A run of records:
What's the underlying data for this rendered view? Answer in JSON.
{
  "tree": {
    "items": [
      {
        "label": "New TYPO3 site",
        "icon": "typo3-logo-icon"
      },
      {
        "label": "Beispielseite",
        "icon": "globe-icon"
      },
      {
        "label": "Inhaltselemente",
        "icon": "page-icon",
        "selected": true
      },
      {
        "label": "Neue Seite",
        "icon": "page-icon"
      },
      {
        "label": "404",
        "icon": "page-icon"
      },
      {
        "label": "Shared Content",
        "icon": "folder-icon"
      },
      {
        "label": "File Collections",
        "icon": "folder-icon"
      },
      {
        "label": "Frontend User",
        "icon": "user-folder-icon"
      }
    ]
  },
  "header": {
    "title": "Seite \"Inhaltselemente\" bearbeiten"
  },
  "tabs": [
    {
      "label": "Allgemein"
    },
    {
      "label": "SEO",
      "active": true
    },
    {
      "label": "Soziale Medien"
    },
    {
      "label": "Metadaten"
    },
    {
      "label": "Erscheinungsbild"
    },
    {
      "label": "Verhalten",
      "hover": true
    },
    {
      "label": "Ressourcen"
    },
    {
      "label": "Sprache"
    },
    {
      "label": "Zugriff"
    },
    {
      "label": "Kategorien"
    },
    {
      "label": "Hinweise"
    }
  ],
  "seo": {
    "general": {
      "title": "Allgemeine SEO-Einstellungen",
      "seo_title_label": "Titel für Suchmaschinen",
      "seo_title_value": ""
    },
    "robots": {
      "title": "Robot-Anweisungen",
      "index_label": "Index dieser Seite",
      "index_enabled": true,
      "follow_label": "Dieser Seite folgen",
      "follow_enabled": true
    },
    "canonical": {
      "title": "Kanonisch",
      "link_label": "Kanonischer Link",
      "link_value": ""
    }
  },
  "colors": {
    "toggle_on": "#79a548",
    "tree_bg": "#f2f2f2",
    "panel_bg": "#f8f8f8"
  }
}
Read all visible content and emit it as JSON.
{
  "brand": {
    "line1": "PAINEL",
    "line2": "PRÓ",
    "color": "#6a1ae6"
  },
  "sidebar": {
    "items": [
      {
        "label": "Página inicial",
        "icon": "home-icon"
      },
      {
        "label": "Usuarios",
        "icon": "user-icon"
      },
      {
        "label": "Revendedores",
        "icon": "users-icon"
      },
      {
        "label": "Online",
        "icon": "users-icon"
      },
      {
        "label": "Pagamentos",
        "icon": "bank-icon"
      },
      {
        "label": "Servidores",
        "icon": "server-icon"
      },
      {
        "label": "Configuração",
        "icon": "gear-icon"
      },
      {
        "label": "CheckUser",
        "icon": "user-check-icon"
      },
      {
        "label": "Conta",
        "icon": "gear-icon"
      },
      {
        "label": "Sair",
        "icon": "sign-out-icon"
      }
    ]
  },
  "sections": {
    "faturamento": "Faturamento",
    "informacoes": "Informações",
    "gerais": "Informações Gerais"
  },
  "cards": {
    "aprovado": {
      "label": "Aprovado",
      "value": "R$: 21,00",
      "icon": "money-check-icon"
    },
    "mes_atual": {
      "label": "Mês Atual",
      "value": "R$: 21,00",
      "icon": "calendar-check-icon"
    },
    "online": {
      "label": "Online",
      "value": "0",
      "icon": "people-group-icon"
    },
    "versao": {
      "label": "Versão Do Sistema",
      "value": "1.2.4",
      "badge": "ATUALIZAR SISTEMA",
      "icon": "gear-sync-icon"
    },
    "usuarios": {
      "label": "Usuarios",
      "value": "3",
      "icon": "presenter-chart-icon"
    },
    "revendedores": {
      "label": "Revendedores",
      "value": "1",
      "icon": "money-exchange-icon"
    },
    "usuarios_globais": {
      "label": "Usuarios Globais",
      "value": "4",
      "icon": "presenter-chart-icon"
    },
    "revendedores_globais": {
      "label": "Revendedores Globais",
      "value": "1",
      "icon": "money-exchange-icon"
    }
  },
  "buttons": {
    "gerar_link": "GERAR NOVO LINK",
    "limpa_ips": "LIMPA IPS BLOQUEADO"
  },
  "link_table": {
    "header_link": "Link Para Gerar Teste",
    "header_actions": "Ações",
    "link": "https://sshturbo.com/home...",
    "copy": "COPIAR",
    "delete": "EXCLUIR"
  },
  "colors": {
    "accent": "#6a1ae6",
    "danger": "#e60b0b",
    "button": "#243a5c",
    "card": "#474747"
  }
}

YOUR INSTRUCTIONS:
All of the records must be retyped exactly as they are.

TASK OUTPUT:
What's the underlying data for this rendered view? Answer in JSON.
{
  "tree": {
    "items": [
      {
        "label": "New TYPO3 site",
        "icon": "typo3-logo-icon"
      },
      {
        "label": "Beispielseite",
        "icon": "globe-icon"
      },
      {
        "label": "Inhaltselemente",
        "icon": "page-icon",
        "selected": true
      },
      {
        "label": "Neue Seite",
        "icon": "page-icon"
      },
      {
        "label": "404",
        "icon": "page-icon"
      },
      {
        "label": "Shared Content",
        "icon": "folder-icon"
      },
      {
        "label": "File Collections",
        "icon": "folder-icon"
      },
      {
        "label": "Frontend User",
        "icon": "user-folder-icon"
      }
    ]
  },
  "header": {
    "title": "Seite \"Inhaltselemente\" bearbeiten"
  },
  "tabs": [
    {
      "label": "Allgemein"
    },
    {
      "label": "SEO",
      "active": true
    },
    {
      "label": "Soziale Medien"
    },
    {
      "label": "Metadaten"
    },
    {
      "label": "Erscheinungsbild"
    },
    {
      "label": "Verhalten",
      "hover": true
    },
    {
      "label": "Ressourcen"
    },
    {
      "label": "Sprache"
    },
    {
      "label": "Zugriff"
    },
    {
      "label": "Kategorien"
    },
    {
      "label": "Hinweise"
    }
  ],
  "seo": {
    "general": {
      "title": "Allgemeine SEO-Einstellungen",
      "seo_title_label": "Titel für Suchmaschinen",
      "seo_title_value": ""
    },
    "robots": {
      "title": "Robot-Anweisungen",
      "index_label": "Index dieser Seite",
      "index_enabled": true,
      "follow_label": "Dieser Seite folgen",
      "follow_enabled": true
    },
    "canonical": {
      "title": "Kanonisch",
      "link_label": "Kanonischer Link",
      "link_value": ""
    }
  },
  "colors": {
    "toggle_on": "#79a548",
    "tree_bg": "#f2f2f2",
    "panel_bg": "#f8f8f8"
  }
}
Read all visible content and emit it as JSON.
{
  "brand": {
    "line1": "PAINEL",
    "line2": "PRÓ",
    "color": "#6a1ae6"
  },
  "sidebar": {
    "items": [
      {
        "label": "Página inicial",
        "icon": "home-icon"
      },
      {
        "label": "Usuarios",
        "icon": "user-icon"
      },
      {
        "label": "Revendedores",
        "icon": "users-icon"
      },
      {
        "label": "Online",
        "icon": "users-icon"
      },
      {
        "label": "Pagamentos",
        "icon": "bank-icon"
      },
      {
        "label": "Servidores",
        "icon": "server-icon"
      },
      {
        "label": "Configuração",
        "icon": "gear-icon"
      },
      {
        "label": "CheckUser",
        "icon": "user-check-icon"
      },
      {
        "label": "Conta",
        "icon": "gear-icon"
      },
      {
        "label": "Sair",
        "icon": "sign-out-icon"
      }
    ]
  },
  "sections": {
    "faturamento": "Faturamento",
    "informacoes": "Informações",
    "gerais": "Informações Gerais"
  },
  "cards": {
    "aprovado": {
      "label": "Aprovado",
      "value": "R$: 21,00",
      "icon": "money-check-icon"
    },
    "mes_atual": {
      "label": "Mês Atual",
      "value": "R$: 21,00",
      "icon": "calendar-check-icon"
    },
    "online": {
      "label": "Online",
      "value": "0",
      "icon": "people-group-icon"
    },
    "versao": {
      "label": "Versão Do Sistema",
      "value": "1.2.4",
      "badge": "ATUALIZAR SISTEMA",
      "icon": "gear-sync-icon"
    },
    "usuarios": {
      "label": "Usuarios",
      "value": "3",
      "icon": "presenter-chart-icon"
    },
    "revendedores": {
      "label": "Revendedores",
      "value": "1",
      "icon": "money-exchange-icon"
    },
    "usuarios_globais": {
      "label": "Usuarios Globais",
      "value": "4",
      "icon": "presenter-chart-icon"
    },
    "revendedores_globais": {
      "label": "Revendedores Globais",
      "value": "1",
      "icon": "money-exchange-icon"
    }
  },
  "buttons": {
    "gerar_link": "GERAR NOVO LINK",
    "limpa_ips": "LIMPA IPS BLOQUEADO"
  },
  "link_table": {
    "header_link": "Link Para Gerar Teste",
    "header_actions": "Ações",
    "link": "https://sshturbo.com/home...",
    "copy": "COPIAR",
    "delete": "EXCLUIR"
  },
  "colors": {
    "accent": "#6a1ae6",
    "danger": "#e60b0b",
    "button": "#243a5c",
    "card": "#474747"
  }
}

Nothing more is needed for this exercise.